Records

· · · · · · ·

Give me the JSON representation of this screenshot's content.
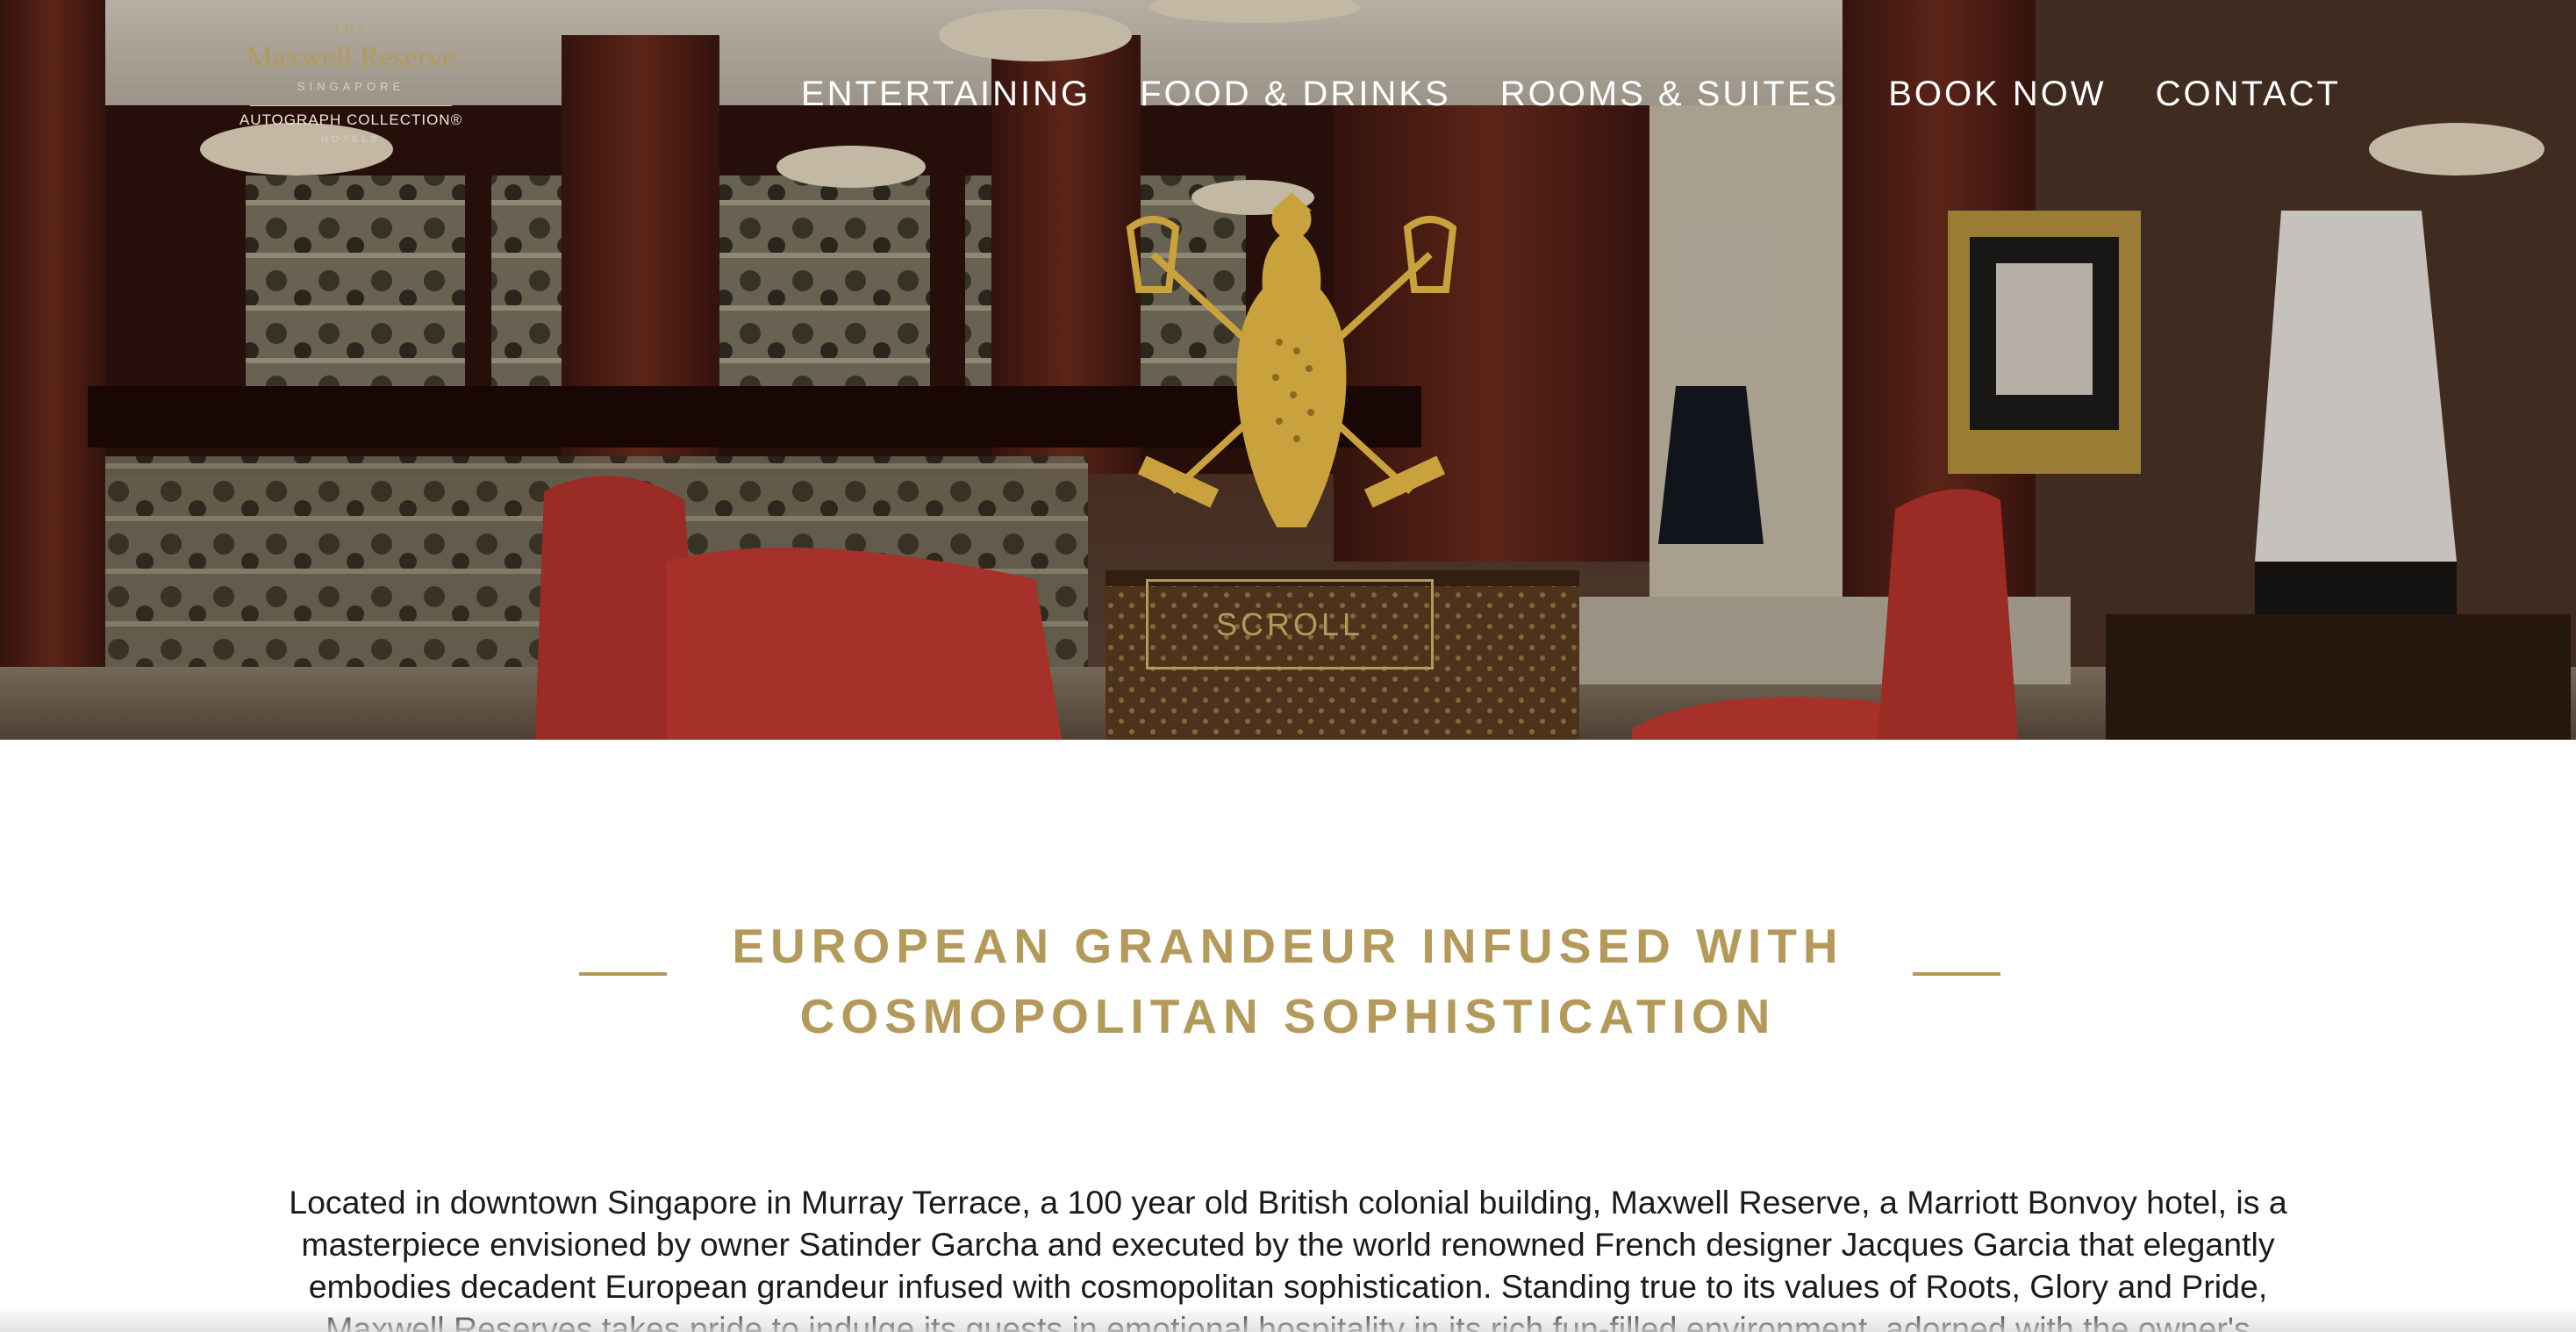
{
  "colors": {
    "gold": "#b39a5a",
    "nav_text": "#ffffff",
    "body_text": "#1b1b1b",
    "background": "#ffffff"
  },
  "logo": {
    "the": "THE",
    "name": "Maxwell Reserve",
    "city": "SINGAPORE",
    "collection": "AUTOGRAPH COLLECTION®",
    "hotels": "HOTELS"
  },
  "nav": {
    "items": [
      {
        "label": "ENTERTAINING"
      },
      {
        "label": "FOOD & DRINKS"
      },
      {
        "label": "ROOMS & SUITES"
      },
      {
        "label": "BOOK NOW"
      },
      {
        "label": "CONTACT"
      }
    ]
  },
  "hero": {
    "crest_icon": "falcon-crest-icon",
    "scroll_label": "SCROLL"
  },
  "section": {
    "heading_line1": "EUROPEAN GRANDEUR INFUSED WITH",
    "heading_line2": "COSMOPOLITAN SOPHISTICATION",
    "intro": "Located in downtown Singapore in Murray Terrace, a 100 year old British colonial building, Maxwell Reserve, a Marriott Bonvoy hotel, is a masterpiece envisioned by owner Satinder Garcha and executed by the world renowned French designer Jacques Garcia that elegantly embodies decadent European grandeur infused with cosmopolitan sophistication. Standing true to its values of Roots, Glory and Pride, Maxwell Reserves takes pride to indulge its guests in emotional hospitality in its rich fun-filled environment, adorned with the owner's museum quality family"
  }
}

· · · · · · ·

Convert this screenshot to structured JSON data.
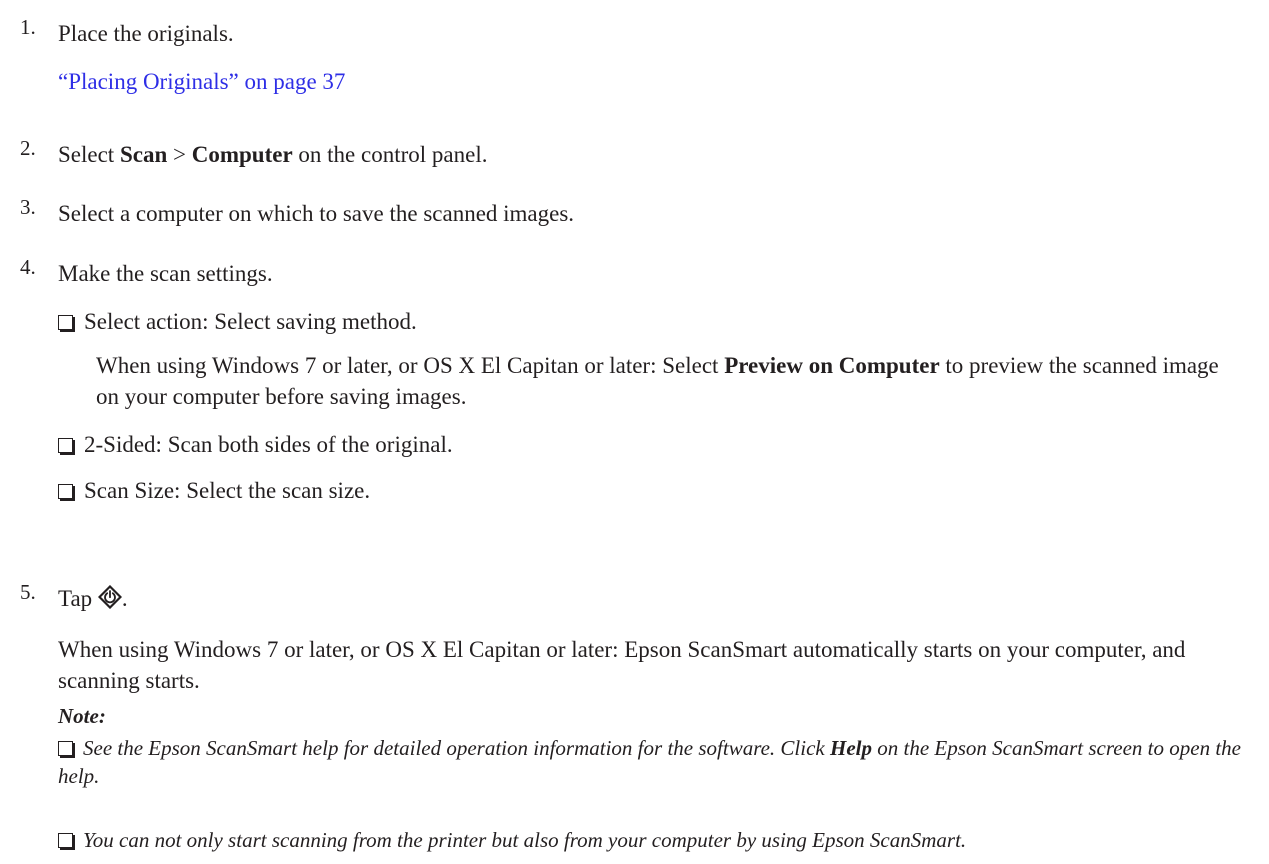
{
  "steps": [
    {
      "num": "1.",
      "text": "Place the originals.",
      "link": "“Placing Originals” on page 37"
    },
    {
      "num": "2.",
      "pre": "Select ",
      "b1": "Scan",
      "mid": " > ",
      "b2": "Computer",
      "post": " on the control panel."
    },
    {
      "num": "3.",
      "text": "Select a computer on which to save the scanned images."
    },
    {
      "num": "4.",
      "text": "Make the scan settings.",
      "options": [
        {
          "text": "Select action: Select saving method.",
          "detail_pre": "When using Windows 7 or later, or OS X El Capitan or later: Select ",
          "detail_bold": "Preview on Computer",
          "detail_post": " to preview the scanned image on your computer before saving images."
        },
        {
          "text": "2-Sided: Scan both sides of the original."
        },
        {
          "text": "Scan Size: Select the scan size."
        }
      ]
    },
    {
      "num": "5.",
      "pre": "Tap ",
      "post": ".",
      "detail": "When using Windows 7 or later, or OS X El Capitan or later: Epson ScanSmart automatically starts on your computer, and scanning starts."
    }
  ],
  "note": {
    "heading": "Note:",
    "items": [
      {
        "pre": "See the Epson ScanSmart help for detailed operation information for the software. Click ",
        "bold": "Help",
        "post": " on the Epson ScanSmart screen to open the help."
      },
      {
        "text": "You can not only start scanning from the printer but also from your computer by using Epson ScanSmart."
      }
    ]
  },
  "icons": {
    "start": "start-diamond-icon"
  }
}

· · · · · · ·

_GIVEN REQUEST_
Within the data above, count the lines that contain the string "Reserve"; the reply is the number alone.

_REPLY TO THE TASK_
2